Write out exactly the lines from the one containing "Read the values" through the last line of the records below, including both.

# Start of Items

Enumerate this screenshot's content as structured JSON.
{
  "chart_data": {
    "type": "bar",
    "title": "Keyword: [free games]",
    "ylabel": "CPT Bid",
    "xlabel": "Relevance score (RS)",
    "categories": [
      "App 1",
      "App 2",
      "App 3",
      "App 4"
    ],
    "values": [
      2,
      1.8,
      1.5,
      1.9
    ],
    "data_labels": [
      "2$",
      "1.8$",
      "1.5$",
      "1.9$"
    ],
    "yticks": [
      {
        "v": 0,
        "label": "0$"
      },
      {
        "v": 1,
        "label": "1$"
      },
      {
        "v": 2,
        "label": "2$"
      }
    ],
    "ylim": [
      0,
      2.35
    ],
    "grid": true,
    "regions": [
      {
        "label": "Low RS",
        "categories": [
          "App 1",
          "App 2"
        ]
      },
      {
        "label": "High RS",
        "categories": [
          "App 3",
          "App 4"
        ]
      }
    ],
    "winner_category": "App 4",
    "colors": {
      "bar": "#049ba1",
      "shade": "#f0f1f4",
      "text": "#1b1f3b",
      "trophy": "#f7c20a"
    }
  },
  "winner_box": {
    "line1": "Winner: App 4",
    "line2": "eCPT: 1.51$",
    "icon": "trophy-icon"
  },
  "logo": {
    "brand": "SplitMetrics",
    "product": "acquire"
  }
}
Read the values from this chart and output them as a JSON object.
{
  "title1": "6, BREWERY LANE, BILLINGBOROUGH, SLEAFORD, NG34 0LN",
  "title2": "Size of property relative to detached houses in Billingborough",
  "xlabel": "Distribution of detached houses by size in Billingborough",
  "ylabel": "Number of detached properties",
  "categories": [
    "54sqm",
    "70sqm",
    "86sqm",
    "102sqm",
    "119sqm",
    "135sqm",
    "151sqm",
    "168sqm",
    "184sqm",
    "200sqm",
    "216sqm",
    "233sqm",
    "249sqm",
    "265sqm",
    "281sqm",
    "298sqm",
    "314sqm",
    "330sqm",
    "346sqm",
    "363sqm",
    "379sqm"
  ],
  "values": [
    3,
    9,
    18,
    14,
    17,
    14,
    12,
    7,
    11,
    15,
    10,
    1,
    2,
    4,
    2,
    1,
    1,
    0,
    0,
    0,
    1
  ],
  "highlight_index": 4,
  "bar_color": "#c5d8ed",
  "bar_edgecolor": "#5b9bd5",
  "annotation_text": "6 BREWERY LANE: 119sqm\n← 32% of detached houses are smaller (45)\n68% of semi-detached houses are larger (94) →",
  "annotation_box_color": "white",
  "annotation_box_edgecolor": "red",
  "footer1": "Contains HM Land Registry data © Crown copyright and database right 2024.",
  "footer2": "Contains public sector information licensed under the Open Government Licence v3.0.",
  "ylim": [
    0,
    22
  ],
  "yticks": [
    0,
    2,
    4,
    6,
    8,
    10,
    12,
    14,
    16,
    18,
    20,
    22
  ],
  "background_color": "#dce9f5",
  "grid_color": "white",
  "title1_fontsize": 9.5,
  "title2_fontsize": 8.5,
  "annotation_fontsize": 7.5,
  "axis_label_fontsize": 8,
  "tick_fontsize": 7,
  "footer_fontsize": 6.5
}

# End of Items

__Correct result__.
Read the values from this chart and output them as a JSON object.
{
  "title1": "6, BREWERY LANE, BILLINGBOROUGH, SLEAFORD, NG34 0LN",
  "title2": "Size of property relative to detached houses in Billingborough",
  "xlabel": "Distribution of detached houses by size in Billingborough",
  "ylabel": "Number of detached properties",
  "categories": [
    "54sqm",
    "70sqm",
    "86sqm",
    "102sqm",
    "119sqm",
    "135sqm",
    "151sqm",
    "168sqm",
    "184sqm",
    "200sqm",
    "216sqm",
    "233sqm",
    "249sqm",
    "265sqm",
    "281sqm",
    "298sqm",
    "314sqm",
    "330sqm",
    "346sqm",
    "363sqm",
    "379sqm"
  ],
  "values": [
    3,
    9,
    18,
    14,
    17,
    14,
    12,
    7,
    11,
    15,
    10,
    1,
    2,
    4,
    2,
    1,
    1,
    0,
    0,
    0,
    1
  ],
  "highlight_index": 4,
  "bar_color": "#c5d8ed",
  "bar_edgecolor": "#5b9bd5",
  "annotation_text": "6 BREWERY LANE: 119sqm\n← 32% of detached houses are smaller (45)\n68% of semi-detached houses are larger (94) →",
  "annotation_box_color": "white",
  "annotation_box_edgecolor": "red",
  "footer1": "Contains HM Land Registry data © Crown copyright and database right 2024.",
  "footer2": "Contains public sector information licensed under the Open Government Licence v3.0.",
  "ylim": [
    0,
    22
  ],
  "yticks": [
    0,
    2,
    4,
    6,
    8,
    10,
    12,
    14,
    16,
    18,
    20,
    22
  ],
  "background_color": "#dce9f5",
  "grid_color": "white",
  "title1_fontsize": 9.5,
  "title2_fontsize": 8.5,
  "annotation_fontsize": 7.5,
  "axis_label_fontsize": 8,
  "tick_fontsize": 7,
  "footer_fontsize": 6.5
}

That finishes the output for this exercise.